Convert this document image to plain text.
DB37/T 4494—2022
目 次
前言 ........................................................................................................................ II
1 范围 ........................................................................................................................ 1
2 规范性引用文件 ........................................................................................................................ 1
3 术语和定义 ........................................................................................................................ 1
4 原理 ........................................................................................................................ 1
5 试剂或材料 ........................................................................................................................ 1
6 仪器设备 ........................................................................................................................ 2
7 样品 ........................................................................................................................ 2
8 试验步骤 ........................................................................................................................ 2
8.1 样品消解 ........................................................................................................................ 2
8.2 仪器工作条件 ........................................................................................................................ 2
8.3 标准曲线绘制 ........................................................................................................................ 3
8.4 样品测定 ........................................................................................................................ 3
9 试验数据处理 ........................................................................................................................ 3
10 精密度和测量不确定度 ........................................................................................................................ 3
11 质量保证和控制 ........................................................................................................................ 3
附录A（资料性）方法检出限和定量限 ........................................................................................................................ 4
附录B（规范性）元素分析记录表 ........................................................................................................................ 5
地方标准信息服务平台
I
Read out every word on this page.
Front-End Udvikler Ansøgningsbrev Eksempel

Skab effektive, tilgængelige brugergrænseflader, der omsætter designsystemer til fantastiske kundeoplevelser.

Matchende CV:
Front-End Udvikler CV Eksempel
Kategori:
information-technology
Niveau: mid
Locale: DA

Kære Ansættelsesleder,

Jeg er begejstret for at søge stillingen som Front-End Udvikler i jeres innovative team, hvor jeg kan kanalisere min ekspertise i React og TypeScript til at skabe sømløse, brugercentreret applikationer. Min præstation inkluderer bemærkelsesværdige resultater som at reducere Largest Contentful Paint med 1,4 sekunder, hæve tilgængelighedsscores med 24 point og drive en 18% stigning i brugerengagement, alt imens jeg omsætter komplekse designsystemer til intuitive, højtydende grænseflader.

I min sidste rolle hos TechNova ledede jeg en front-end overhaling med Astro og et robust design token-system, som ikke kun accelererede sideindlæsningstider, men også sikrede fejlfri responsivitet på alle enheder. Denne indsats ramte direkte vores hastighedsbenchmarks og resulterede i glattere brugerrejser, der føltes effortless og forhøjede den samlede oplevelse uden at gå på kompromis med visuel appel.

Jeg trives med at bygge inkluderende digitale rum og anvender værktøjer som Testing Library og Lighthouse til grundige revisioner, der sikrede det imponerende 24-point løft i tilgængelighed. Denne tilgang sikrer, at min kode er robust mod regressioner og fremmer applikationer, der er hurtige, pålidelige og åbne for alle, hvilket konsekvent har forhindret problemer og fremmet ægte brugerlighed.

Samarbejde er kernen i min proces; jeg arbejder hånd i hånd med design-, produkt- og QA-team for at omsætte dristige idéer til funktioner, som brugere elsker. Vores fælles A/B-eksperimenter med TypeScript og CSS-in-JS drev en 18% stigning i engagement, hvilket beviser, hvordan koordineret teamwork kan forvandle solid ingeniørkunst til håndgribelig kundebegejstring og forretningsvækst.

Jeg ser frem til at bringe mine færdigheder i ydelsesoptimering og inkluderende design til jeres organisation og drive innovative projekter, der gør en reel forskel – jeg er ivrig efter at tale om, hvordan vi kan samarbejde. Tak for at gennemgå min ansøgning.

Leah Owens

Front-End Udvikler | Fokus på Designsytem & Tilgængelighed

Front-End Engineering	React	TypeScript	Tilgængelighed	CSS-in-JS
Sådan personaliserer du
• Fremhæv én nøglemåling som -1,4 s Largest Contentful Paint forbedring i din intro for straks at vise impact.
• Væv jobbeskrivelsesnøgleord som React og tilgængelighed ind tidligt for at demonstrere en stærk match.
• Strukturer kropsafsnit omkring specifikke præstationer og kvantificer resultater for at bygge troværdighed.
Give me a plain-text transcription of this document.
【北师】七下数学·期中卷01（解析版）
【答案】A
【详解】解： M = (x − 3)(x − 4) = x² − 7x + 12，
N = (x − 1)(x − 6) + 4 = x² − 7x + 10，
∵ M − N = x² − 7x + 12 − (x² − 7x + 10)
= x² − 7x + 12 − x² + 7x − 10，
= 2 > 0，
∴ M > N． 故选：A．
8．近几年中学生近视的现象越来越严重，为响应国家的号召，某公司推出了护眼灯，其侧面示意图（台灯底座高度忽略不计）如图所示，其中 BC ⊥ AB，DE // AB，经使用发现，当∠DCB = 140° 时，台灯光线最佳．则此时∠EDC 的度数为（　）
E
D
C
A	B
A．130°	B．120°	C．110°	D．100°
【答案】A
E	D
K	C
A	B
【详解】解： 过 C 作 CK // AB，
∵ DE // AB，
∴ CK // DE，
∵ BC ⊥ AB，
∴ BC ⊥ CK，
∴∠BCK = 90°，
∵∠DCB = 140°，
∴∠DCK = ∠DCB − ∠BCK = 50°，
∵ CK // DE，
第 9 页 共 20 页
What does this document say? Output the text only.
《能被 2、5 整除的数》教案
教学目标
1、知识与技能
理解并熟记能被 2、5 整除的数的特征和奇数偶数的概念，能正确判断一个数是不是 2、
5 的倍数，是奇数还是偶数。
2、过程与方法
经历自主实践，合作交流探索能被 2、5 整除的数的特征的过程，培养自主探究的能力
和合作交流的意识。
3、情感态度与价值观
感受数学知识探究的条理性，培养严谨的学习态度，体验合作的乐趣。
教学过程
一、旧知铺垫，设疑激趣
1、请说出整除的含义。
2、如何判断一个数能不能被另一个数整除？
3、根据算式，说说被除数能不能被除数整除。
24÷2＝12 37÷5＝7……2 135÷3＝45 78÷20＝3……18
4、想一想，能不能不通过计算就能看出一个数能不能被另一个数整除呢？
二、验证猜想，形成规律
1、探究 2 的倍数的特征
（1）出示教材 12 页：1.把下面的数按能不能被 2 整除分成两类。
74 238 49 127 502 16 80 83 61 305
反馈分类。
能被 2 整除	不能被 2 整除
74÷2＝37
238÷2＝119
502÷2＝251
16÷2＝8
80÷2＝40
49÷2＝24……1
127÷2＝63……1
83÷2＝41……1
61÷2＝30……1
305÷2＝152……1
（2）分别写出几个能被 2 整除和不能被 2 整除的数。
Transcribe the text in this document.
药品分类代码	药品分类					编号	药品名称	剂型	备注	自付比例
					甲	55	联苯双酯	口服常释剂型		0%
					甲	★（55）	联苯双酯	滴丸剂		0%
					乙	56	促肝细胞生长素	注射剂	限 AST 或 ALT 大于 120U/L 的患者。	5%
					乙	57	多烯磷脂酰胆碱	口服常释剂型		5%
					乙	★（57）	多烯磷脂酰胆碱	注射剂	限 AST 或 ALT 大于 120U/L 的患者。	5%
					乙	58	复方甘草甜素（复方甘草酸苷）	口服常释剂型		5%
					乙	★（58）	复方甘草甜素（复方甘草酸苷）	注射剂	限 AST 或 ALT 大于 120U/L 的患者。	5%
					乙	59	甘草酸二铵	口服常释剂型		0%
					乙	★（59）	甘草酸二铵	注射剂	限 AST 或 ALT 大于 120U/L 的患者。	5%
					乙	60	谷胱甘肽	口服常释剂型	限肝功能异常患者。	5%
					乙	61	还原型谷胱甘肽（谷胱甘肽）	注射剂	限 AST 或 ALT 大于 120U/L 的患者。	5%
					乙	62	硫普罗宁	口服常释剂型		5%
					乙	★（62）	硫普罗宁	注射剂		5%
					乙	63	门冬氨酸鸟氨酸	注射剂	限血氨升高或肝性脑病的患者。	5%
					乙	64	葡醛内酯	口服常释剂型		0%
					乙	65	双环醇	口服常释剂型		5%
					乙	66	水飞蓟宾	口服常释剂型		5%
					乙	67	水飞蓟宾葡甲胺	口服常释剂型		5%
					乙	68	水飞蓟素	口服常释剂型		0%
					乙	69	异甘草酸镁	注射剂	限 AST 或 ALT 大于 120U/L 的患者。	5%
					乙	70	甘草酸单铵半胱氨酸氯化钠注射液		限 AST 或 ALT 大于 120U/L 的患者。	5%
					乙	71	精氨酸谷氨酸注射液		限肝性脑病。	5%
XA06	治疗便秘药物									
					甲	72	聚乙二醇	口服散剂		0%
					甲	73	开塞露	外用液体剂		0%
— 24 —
◆ ◆ ◆ ◆ ◆
» **Task statement**
Nothing but the lines from the one with "Transcribe the text in this document." through the end of the data above should be repeated, each exactly as it stands.

» **Output for this exercise**
Transcribe the text in this document.
药品分类代码	药品分类					编号	药品名称	剂型	备注	自付比例
					甲	55	联苯双酯	口服常释剂型		0%
					甲	★（55）	联苯双酯	滴丸剂		0%
					乙	56	促肝细胞生长素	注射剂	限 AST 或 ALT 大于 120U/L 的患者。	5%
					乙	57	多烯磷脂酰胆碱	口服常释剂型		5%
					乙	★（57）	多烯磷脂酰胆碱	注射剂	限 AST 或 ALT 大于 120U/L 的患者。	5%
					乙	58	复方甘草甜素（复方甘草酸苷）	口服常释剂型		5%
					乙	★（58）	复方甘草甜素（复方甘草酸苷）	注射剂	限 AST 或 ALT 大于 120U/L 的患者。	5%
					乙	59	甘草酸二铵	口服常释剂型		0%
					乙	★（59）	甘草酸二铵	注射剂	限 AST 或 ALT 大于 120U/L 的患者。	5%
					乙	60	谷胱甘肽	口服常释剂型	限肝功能异常患者。	5%
					乙	61	还原型谷胱甘肽（谷胱甘肽）	注射剂	限 AST 或 ALT 大于 120U/L 的患者。	5%
					乙	62	硫普罗宁	口服常释剂型		5%
					乙	★（62）	硫普罗宁	注射剂		5%
					乙	63	门冬氨酸鸟氨酸	注射剂	限血氨升高或肝性脑病的患者。	5%
					乙	64	葡醛内酯	口服常释剂型		0%
					乙	65	双环醇	口服常释剂型		5%
					乙	66	水飞蓟宾	口服常释剂型		5%
					乙	67	水飞蓟宾葡甲胺	口服常释剂型		5%
					乙	68	水飞蓟素	口服常释剂型		0%
					乙	69	异甘草酸镁	注射剂	限 AST 或 ALT 大于 120U/L 的患者。	5%
					乙	70	甘草酸单铵半胱氨酸氯化钠注射液		限 AST 或 ALT 大于 120U/L 的患者。	5%
					乙	71	精氨酸谷氨酸注射液		限肝性脑病。	5%
XA06	治疗便秘药物									
					甲	72	聚乙二醇	口服散剂		0%
					甲	73	开塞露	外用液体剂		0%
— 24 —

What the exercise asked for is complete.